EXERCISE OBJECTIVE: Search the entries for the word "class" and pull out each line that has it.

++++ PROVIDED INFORMATION ++++

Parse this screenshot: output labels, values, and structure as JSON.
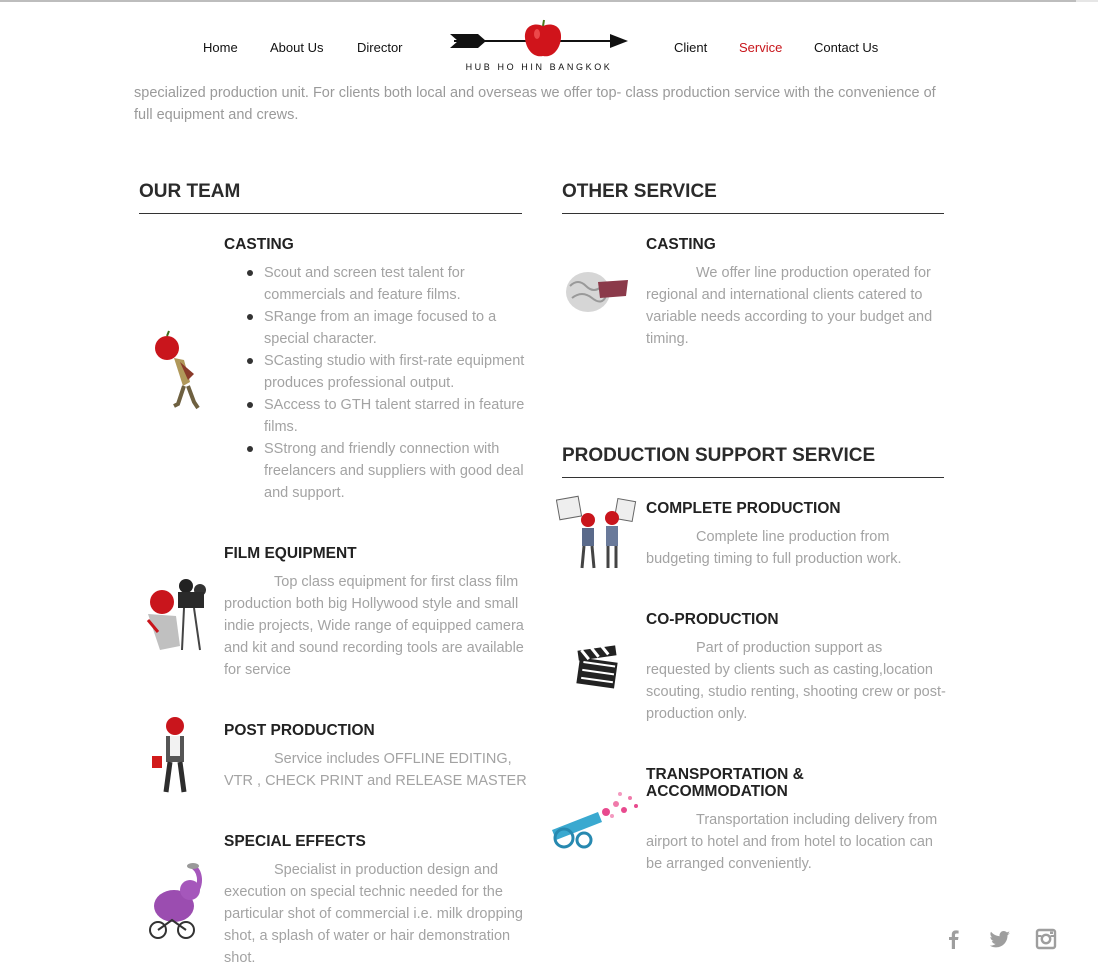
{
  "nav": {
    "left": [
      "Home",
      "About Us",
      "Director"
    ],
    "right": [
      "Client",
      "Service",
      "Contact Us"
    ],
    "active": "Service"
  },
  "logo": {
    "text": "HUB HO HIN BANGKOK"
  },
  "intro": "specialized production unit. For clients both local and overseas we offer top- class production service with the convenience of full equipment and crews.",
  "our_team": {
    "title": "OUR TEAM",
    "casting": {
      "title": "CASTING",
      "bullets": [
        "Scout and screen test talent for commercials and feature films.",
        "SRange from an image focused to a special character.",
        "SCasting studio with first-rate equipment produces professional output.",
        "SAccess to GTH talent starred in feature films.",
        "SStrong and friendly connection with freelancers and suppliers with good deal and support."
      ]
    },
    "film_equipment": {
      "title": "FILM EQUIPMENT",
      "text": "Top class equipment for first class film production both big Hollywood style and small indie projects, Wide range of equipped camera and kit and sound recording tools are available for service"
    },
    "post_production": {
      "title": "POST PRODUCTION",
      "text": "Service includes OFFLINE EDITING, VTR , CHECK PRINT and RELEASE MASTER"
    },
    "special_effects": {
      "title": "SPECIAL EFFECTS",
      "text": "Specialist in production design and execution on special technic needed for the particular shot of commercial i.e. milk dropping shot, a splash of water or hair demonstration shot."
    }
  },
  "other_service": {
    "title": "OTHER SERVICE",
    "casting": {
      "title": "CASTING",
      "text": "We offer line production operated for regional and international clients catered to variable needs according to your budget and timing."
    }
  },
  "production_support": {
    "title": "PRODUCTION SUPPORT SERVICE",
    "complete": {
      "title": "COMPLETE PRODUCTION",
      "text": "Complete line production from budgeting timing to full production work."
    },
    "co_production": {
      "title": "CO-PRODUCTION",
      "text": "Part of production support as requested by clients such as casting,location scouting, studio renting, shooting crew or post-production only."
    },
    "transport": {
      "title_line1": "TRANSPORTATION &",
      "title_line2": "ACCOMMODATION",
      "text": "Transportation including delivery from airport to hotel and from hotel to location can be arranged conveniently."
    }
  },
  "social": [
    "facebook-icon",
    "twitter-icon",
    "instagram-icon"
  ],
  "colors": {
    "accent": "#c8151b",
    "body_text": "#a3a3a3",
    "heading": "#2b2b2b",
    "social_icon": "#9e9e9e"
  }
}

++++

SOLVED PROBLEM:
  "intro": "specialized production unit. For clients both local and overseas we offer top- class production service with the convenience of full equipment and crews.",
      "text": "Top class equipment for first class film production both big Hollywood style and small indie projects, Wide range of equipped camera and kit and sound recording tools are available for service"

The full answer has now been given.